**WRITTEN TASK**: Locate every line in the material below that has the word "opening". Copy each of those lines.

A run of records:
◆ ◆ ◆ ◆

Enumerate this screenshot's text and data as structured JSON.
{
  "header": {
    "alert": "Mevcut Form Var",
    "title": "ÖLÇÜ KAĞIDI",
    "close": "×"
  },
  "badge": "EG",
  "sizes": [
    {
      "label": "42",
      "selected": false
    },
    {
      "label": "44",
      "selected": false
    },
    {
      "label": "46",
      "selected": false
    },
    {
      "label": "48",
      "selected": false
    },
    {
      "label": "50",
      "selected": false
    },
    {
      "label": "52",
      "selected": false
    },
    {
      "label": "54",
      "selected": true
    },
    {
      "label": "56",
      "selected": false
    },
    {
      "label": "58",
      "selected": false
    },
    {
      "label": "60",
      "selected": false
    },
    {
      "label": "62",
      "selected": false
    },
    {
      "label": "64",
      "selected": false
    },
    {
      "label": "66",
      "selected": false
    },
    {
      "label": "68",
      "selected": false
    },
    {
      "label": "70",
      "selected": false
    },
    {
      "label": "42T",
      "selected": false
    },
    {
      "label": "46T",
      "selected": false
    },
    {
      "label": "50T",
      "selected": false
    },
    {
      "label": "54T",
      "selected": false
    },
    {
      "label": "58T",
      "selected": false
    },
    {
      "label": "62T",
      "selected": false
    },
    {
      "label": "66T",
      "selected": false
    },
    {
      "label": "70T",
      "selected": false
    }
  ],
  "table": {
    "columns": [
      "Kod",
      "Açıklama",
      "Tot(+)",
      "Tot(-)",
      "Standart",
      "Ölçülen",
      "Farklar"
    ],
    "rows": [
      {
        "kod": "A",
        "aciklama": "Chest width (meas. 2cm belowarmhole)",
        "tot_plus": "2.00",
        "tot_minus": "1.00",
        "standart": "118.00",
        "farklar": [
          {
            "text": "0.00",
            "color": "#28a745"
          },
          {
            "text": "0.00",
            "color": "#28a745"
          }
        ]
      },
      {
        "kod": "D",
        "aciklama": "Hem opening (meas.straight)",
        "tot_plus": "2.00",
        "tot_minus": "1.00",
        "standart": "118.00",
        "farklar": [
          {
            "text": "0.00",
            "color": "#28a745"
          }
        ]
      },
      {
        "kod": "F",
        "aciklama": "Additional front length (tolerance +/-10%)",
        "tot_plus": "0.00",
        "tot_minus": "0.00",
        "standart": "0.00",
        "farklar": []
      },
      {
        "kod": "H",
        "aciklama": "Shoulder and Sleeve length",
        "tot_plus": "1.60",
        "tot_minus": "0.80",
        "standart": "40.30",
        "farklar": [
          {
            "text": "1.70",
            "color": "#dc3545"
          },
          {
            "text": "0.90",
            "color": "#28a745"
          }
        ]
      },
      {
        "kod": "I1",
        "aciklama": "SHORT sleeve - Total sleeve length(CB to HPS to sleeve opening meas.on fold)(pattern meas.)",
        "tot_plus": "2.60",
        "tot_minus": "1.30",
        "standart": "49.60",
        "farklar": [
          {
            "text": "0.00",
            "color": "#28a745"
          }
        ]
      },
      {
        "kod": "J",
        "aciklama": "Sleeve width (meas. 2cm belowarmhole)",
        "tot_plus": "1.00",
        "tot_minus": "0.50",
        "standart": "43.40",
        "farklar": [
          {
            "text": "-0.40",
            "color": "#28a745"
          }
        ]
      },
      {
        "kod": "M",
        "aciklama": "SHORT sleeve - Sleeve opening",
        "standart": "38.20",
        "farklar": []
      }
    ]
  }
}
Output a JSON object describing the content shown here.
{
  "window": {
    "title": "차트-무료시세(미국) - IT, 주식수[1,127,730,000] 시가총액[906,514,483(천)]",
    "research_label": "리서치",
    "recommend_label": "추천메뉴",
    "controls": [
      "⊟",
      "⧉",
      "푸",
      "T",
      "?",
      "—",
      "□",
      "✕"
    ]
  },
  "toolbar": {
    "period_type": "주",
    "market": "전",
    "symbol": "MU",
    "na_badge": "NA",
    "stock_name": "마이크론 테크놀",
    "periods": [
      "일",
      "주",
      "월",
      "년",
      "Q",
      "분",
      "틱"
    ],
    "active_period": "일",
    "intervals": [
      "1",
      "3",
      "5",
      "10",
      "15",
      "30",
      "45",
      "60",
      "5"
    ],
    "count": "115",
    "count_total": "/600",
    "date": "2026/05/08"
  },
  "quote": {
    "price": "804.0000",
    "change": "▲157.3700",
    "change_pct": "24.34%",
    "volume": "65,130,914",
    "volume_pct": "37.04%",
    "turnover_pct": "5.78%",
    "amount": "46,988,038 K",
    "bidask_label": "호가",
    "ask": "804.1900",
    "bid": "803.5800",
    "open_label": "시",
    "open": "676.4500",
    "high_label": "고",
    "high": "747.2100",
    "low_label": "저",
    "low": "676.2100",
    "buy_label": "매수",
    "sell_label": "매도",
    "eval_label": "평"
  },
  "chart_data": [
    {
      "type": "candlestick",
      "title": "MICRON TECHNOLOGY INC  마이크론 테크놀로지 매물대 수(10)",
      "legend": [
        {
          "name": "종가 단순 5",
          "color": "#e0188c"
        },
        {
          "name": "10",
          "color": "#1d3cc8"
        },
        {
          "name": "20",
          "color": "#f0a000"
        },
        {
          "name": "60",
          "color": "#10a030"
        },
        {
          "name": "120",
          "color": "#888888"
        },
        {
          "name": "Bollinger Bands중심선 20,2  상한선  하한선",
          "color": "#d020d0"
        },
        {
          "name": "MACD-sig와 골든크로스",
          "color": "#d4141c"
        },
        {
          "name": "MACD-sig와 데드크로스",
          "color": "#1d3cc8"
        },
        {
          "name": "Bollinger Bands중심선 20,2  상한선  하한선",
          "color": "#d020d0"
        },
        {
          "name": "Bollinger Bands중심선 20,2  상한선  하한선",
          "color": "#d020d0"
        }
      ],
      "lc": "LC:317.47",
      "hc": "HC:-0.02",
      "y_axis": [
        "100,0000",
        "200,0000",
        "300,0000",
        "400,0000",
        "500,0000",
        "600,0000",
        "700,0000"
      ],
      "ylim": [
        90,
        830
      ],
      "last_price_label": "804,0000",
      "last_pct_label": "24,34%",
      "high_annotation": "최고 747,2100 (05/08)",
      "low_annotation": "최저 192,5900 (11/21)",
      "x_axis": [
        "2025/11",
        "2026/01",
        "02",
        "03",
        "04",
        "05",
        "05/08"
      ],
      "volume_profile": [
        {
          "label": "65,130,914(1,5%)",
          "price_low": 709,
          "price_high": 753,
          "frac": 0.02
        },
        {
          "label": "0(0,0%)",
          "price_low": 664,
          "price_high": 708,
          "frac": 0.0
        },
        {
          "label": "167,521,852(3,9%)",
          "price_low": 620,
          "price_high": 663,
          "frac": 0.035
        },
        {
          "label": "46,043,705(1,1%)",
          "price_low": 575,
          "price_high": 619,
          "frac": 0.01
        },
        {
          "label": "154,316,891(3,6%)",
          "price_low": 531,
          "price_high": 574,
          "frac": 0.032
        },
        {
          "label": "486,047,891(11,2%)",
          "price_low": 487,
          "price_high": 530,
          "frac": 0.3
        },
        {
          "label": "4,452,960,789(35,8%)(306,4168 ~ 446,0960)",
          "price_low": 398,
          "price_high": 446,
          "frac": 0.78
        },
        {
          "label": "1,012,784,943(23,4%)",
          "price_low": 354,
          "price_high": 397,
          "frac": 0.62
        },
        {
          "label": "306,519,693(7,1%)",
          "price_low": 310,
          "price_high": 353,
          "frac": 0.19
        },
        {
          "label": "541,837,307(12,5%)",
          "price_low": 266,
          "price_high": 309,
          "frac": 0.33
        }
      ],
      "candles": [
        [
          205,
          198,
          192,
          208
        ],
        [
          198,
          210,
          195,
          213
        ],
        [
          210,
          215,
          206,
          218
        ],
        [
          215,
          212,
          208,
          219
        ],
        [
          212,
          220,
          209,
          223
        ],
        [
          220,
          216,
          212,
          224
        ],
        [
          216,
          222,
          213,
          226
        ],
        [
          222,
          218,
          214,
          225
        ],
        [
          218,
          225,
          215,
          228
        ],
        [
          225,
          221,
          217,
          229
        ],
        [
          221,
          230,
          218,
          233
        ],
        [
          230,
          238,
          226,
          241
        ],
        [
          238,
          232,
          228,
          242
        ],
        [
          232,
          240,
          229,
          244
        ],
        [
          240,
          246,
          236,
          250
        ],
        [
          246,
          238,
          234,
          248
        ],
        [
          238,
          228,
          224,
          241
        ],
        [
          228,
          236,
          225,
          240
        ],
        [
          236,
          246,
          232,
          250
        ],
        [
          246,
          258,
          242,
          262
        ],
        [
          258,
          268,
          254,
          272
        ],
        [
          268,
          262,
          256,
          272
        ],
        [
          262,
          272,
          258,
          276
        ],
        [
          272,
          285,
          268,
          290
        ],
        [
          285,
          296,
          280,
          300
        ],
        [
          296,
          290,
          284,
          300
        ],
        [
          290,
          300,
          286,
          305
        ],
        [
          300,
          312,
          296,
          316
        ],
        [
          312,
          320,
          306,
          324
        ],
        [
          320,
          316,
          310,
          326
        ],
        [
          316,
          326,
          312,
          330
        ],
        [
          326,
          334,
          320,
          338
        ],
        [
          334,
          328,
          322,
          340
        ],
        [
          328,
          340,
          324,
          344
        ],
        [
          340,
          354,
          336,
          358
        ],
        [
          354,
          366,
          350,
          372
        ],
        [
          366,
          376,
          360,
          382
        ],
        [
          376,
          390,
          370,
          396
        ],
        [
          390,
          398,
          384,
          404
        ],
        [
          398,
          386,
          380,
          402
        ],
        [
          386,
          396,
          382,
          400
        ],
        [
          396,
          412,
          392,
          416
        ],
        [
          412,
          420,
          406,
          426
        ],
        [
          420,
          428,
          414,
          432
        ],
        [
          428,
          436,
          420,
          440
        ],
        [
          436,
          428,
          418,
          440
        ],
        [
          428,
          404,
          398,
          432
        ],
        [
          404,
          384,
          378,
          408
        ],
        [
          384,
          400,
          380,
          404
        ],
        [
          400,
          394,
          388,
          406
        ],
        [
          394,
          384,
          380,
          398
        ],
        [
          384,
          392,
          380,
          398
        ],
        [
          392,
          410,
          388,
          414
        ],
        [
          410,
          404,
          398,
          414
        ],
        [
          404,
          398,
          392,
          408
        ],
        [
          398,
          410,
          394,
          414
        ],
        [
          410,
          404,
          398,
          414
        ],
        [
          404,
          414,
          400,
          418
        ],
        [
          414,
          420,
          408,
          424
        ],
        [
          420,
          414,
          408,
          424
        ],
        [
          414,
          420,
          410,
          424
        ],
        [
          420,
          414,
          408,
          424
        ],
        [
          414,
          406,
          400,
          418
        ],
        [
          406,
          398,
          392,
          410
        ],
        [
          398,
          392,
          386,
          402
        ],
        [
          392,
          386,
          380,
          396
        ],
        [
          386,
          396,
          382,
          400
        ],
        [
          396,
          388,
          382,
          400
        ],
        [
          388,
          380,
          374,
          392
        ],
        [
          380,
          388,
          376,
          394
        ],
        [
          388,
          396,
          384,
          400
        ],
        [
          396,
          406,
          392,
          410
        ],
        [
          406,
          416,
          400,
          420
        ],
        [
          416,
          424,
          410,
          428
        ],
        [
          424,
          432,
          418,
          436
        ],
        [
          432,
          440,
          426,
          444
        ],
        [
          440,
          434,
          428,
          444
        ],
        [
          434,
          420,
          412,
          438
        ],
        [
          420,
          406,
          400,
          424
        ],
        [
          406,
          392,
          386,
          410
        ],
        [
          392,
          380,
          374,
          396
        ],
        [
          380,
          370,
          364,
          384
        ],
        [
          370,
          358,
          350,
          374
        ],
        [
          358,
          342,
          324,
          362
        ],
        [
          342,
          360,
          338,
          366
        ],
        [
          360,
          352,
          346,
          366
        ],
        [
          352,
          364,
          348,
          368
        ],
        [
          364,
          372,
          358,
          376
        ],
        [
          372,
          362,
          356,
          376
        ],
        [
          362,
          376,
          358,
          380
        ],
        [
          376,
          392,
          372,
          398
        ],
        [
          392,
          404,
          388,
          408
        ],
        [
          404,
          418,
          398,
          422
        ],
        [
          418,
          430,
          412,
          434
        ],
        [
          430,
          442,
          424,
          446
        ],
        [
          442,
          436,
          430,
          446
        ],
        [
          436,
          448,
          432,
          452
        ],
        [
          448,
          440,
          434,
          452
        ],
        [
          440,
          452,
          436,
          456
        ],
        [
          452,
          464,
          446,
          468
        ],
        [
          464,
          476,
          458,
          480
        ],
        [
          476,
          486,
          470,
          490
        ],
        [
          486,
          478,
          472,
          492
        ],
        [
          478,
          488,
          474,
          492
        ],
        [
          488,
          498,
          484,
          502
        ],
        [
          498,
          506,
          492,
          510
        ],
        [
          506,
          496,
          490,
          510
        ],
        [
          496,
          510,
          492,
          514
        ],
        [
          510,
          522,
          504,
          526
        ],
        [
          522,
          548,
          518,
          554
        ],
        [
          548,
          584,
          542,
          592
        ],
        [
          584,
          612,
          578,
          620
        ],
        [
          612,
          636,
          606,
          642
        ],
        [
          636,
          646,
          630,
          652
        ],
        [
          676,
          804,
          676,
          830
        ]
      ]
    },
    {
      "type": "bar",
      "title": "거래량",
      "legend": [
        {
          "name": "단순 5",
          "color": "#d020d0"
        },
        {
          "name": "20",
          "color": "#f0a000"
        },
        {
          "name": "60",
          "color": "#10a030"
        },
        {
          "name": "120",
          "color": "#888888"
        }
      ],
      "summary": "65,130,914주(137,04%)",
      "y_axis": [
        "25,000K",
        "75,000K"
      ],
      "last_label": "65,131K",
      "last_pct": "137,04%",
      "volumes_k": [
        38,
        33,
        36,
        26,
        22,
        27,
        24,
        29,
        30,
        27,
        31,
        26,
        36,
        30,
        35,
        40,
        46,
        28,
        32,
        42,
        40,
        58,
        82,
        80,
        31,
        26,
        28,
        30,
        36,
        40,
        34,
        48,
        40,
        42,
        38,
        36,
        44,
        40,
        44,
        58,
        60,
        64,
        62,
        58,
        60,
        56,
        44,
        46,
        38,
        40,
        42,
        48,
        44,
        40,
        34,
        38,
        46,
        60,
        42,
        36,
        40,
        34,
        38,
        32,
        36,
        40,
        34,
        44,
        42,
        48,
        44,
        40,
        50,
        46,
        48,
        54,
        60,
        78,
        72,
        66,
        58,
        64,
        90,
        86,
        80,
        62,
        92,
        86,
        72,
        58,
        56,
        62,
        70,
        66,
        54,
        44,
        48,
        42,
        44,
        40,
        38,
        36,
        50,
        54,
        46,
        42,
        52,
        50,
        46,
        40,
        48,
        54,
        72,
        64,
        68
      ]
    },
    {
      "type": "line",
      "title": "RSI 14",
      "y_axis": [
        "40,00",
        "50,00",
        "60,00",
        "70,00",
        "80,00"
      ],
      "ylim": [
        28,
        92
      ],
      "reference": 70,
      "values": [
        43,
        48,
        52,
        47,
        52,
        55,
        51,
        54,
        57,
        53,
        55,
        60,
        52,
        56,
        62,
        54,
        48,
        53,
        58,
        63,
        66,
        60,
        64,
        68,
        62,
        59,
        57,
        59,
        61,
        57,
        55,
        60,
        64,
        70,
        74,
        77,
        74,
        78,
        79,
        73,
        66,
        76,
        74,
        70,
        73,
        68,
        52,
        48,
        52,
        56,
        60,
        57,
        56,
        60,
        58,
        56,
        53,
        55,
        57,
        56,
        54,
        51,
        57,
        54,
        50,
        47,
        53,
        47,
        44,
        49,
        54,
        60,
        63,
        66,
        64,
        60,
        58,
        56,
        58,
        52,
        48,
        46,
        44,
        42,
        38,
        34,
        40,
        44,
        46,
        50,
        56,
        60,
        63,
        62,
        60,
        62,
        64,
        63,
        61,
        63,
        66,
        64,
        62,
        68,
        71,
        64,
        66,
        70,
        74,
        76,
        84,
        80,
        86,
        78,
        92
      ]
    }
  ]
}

◆ ◆ ◆ ◆

**EXERCISE RESPONSE**:
        "aciklama": "Hem opening (meas.straight)",
        "aciklama": "SHORT sleeve - Total sleeve length(CB to HPS to sleeve opening meas.on fold)(pattern meas.)",
        "aciklama": "SHORT sleeve - Sleeve opening",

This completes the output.